_DOCUMENT SECTION_:
I didn't realize I haven't updated since Wednesday. I guess I've been busy. I'm really tired right now and want to go to bed, but I'm waiting for some laundry to get done so I can put it in the dryer. We are going to a hotel in Branson tomorrow that has an indoor waterpark. The kids are going to love it. So I'll be back sometime on Monday.
It's been a yucky day. I've been crabby and emotional and it's not pms. I hate when I can't blame it on that.
It just escalated and tonight I was so upset that I was actually having thoughts that scared me.

I called my mom and talked to her about the things I'm upset about and I feel a little better now. I also wrote a few things in my journal that helped me get some perspective on a few things. (I was supposed to be packing. Oh, well.)
I am feeling lots of self-hatred. And that's a strong word but that is how I have felt. About my body and weight. About how I've been eating and how I've allowed myself to gain this much weight.
And I feel so much guilt as a mother. I feel like I mess up so much with my kids. This is what I was writing about in my journal. I feel like I don't spend enough time with them. I'm not always emotionally present when I am with them. My thoughts will be on other things. And then there is the ultimate source of guilt: Collin's eating problems.
So many things I should have done differently. And things I need to change now.
Can you tell that I'm a little hard on myself? I have perfectionism tendencies. Not as extreme as some, but enough to interfere with quality of life and allow it to interfere with success even.
I've always been a goal driven person and I thrive on feeling competent. I love to feel like I'm accomplishing something or that I'm good at what I do. I loved teaching and felt like I was good at it. I put alot of myself and my identity into it because I loved to feel competent and confident.

_ACTION ITEM_: According to the blog post, what kind of place are they going to in Branson? The rows come from a separate source and are unrelated to the blog post.

_DATA PROVIDED_:

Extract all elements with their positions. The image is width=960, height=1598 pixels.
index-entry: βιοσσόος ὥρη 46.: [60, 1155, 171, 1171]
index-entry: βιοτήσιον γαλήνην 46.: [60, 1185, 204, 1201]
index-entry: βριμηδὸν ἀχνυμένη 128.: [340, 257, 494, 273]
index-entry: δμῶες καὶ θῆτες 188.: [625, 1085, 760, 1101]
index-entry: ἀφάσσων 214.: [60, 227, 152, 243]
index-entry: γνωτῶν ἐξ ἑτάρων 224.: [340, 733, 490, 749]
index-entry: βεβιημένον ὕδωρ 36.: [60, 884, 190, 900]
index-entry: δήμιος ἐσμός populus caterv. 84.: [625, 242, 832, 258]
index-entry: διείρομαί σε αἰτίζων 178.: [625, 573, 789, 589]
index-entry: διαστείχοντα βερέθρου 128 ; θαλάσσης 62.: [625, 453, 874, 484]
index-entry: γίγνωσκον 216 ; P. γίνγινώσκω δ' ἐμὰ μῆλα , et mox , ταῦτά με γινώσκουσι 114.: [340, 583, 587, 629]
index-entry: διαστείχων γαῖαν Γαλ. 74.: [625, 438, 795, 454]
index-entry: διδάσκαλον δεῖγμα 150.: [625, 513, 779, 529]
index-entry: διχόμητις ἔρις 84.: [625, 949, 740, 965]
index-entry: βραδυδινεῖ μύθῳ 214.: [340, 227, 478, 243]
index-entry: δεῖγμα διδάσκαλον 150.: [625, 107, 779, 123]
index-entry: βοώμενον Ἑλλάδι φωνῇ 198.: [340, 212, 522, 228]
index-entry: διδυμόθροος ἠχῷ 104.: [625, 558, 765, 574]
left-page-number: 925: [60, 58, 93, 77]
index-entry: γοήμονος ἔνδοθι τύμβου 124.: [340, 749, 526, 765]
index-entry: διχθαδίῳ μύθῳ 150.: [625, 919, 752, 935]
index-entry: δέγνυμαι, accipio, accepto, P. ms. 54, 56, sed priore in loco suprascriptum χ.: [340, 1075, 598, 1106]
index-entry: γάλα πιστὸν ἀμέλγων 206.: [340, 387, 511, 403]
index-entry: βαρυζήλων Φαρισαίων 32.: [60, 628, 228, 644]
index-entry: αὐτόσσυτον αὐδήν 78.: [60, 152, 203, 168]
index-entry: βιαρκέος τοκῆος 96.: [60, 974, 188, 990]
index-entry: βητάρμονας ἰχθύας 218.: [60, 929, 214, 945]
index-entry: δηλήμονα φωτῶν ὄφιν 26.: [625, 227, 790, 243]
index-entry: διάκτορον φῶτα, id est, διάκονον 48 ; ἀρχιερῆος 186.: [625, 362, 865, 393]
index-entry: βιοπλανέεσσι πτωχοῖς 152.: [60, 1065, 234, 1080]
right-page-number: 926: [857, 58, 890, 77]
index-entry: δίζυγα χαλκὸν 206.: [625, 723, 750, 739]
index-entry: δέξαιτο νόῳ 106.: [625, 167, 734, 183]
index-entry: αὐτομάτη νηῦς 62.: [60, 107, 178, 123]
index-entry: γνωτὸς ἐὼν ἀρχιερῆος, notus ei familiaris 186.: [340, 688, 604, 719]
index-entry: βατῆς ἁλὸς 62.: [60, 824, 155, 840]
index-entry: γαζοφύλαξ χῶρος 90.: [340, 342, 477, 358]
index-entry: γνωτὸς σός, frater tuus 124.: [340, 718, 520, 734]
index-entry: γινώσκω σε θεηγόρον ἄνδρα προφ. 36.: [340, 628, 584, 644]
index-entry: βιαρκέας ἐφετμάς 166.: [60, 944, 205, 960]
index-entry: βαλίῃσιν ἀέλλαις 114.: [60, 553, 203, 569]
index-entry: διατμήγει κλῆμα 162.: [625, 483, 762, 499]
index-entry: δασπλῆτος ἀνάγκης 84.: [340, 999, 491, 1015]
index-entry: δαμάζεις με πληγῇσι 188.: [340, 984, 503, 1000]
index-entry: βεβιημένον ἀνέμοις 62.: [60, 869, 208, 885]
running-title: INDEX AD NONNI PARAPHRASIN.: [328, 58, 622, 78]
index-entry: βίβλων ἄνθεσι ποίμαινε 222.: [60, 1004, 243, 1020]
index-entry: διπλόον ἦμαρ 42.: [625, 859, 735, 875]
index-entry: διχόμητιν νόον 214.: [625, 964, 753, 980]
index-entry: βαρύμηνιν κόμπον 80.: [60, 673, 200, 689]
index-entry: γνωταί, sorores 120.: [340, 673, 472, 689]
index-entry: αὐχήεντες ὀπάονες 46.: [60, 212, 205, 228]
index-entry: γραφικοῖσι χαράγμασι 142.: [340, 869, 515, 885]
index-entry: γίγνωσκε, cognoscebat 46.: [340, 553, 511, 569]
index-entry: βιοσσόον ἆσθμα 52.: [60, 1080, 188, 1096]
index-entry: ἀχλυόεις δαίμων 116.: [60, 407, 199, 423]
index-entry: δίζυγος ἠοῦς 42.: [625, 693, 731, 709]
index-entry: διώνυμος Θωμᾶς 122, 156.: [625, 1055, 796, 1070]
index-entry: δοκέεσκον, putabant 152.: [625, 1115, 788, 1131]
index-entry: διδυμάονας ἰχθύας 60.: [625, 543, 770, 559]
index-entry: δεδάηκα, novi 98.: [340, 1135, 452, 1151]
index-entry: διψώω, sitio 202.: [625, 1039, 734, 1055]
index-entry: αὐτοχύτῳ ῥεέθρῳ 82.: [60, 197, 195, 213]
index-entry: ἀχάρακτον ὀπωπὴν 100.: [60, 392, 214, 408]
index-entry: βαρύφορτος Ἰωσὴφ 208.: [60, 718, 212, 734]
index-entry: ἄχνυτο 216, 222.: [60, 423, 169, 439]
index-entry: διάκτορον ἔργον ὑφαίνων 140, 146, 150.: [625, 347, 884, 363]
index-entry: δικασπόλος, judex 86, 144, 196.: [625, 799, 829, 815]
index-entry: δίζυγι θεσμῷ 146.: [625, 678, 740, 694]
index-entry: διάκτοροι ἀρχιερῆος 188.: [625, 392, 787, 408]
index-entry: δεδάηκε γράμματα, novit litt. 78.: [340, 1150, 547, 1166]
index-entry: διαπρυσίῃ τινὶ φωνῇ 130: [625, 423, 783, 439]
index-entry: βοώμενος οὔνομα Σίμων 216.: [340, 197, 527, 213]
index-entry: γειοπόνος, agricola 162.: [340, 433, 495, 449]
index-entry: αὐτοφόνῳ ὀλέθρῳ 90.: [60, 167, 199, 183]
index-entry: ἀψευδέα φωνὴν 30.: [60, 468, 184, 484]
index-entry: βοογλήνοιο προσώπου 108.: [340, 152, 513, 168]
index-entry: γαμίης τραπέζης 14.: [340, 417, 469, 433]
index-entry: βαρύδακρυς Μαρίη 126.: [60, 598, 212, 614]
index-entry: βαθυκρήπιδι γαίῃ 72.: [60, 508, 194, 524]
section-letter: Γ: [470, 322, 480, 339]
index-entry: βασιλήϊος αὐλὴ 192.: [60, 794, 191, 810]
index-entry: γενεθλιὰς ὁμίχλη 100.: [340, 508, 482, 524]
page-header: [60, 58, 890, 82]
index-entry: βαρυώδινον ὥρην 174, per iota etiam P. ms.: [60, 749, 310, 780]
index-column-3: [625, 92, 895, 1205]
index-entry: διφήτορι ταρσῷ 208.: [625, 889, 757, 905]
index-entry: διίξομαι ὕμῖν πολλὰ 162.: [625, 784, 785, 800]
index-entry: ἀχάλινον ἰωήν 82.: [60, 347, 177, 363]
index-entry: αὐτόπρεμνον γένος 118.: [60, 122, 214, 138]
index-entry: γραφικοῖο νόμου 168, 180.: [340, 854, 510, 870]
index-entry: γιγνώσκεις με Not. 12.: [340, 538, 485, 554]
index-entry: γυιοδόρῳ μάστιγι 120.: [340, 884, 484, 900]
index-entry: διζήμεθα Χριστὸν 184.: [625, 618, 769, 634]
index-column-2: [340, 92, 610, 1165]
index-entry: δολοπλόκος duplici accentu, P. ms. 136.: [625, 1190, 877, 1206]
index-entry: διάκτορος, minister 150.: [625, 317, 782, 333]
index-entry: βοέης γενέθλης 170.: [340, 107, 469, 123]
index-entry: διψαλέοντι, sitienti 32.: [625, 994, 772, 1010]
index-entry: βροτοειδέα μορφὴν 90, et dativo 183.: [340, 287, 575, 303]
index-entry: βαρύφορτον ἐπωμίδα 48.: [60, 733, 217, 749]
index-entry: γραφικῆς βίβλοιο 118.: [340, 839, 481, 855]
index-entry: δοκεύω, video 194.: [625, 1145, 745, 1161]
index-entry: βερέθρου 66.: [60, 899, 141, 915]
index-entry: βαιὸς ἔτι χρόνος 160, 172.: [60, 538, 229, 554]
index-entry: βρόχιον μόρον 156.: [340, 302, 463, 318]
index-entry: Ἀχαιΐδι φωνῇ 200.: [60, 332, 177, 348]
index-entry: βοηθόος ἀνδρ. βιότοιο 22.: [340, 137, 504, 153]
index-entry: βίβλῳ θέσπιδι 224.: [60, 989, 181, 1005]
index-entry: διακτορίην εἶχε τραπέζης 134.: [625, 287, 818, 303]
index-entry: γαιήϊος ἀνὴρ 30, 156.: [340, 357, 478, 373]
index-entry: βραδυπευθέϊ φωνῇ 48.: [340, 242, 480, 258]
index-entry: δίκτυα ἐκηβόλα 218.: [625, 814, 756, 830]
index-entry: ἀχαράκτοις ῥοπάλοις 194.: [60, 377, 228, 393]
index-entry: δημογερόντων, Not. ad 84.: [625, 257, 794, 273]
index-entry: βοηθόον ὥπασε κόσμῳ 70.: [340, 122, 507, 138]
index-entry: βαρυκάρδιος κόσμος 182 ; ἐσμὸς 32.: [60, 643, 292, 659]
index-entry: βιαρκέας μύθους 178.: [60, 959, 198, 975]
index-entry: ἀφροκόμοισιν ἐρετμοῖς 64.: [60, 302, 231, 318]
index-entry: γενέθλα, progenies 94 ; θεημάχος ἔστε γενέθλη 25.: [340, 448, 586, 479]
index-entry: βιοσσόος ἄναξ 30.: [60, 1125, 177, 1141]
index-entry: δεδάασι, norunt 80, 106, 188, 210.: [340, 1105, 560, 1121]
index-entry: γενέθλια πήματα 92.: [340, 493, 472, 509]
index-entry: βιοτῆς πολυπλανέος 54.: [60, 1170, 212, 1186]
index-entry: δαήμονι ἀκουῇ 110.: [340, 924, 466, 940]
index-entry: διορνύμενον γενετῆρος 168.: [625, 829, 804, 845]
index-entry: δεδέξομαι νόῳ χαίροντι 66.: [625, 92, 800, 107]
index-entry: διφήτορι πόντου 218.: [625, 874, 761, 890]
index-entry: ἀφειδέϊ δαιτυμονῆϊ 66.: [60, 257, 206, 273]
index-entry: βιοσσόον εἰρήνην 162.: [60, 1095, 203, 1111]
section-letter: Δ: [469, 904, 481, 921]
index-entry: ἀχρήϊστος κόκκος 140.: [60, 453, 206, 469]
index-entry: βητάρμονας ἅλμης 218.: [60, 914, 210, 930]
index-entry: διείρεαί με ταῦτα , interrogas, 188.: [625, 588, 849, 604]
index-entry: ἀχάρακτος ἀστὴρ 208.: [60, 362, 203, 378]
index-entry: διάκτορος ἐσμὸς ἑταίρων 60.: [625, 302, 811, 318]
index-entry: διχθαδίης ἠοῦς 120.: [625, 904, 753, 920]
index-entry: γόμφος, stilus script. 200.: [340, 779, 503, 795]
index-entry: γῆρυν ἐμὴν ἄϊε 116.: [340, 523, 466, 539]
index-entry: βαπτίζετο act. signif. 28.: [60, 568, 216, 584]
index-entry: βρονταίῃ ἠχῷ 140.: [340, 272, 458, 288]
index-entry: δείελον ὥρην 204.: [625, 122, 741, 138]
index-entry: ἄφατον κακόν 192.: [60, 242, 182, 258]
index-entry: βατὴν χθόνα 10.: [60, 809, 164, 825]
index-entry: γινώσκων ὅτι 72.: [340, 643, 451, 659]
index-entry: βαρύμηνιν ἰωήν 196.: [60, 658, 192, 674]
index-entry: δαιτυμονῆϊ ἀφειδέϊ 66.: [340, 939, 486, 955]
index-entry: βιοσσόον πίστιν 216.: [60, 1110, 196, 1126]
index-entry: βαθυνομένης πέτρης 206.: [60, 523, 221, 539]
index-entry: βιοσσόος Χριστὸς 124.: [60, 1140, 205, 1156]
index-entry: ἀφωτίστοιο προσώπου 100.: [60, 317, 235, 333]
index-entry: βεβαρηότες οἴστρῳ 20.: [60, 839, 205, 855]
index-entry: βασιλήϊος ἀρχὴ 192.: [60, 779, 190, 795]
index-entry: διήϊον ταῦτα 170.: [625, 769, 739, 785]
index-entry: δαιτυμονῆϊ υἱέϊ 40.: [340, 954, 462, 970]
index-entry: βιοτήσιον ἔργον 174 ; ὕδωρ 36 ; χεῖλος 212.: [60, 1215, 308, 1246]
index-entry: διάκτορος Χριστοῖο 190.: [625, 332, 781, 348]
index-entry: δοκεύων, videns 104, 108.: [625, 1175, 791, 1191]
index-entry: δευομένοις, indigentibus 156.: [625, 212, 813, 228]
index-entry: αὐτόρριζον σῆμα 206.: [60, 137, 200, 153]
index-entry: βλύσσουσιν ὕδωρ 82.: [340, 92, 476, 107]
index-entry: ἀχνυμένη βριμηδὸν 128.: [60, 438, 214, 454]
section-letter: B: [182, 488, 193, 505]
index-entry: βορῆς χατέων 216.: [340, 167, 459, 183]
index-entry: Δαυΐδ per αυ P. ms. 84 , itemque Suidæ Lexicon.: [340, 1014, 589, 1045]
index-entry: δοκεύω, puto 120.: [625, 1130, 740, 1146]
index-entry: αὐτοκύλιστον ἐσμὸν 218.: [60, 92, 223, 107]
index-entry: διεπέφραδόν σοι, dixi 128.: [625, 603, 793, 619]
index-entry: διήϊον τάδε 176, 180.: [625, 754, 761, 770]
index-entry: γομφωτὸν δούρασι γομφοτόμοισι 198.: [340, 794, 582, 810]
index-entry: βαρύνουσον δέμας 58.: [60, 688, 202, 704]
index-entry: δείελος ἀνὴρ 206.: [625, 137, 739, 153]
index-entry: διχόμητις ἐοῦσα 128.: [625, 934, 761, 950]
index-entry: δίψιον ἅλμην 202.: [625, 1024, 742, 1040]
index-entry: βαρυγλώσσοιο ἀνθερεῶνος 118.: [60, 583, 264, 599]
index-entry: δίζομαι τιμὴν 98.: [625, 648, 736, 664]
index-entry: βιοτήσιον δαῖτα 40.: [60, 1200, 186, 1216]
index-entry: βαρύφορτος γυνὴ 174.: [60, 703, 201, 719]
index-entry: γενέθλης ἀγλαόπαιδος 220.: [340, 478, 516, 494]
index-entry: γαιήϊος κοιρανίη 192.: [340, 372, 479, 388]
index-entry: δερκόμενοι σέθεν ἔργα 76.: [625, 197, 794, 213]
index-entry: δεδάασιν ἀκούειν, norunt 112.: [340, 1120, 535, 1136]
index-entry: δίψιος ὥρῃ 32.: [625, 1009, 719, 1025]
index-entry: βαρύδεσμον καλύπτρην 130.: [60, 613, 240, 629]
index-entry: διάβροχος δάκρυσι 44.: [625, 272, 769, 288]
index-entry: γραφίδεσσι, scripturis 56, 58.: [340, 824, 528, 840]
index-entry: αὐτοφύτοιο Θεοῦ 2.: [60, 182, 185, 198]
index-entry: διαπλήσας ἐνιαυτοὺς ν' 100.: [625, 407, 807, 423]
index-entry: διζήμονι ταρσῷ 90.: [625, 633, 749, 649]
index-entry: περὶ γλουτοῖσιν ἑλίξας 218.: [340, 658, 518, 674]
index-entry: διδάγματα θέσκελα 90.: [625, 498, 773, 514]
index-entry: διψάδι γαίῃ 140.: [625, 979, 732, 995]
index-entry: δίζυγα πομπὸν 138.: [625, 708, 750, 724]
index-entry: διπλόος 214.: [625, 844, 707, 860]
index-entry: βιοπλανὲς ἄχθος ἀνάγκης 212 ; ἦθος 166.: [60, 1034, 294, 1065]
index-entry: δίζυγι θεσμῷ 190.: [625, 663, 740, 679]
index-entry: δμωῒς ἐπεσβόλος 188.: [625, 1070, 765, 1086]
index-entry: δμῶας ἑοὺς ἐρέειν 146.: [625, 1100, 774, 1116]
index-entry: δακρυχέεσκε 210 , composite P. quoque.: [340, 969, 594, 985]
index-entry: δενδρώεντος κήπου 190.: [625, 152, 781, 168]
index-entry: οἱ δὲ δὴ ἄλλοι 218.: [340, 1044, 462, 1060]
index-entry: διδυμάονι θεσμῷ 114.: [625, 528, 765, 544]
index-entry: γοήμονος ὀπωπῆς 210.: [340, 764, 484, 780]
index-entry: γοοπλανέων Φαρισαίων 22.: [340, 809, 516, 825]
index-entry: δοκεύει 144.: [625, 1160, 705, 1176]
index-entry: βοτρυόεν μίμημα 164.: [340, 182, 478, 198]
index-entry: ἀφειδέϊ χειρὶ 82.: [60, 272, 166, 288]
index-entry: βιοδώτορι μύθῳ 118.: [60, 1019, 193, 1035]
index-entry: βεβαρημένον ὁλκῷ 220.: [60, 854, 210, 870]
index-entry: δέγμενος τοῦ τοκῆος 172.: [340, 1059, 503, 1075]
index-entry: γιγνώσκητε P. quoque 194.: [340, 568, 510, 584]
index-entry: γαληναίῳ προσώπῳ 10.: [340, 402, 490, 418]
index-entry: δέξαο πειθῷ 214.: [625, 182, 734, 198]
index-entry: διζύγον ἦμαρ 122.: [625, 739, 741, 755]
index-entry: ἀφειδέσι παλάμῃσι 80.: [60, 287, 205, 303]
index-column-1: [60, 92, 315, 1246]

_OUTPUT FOR THIS EXERCISE_: A hotel that has an indoor waterpark.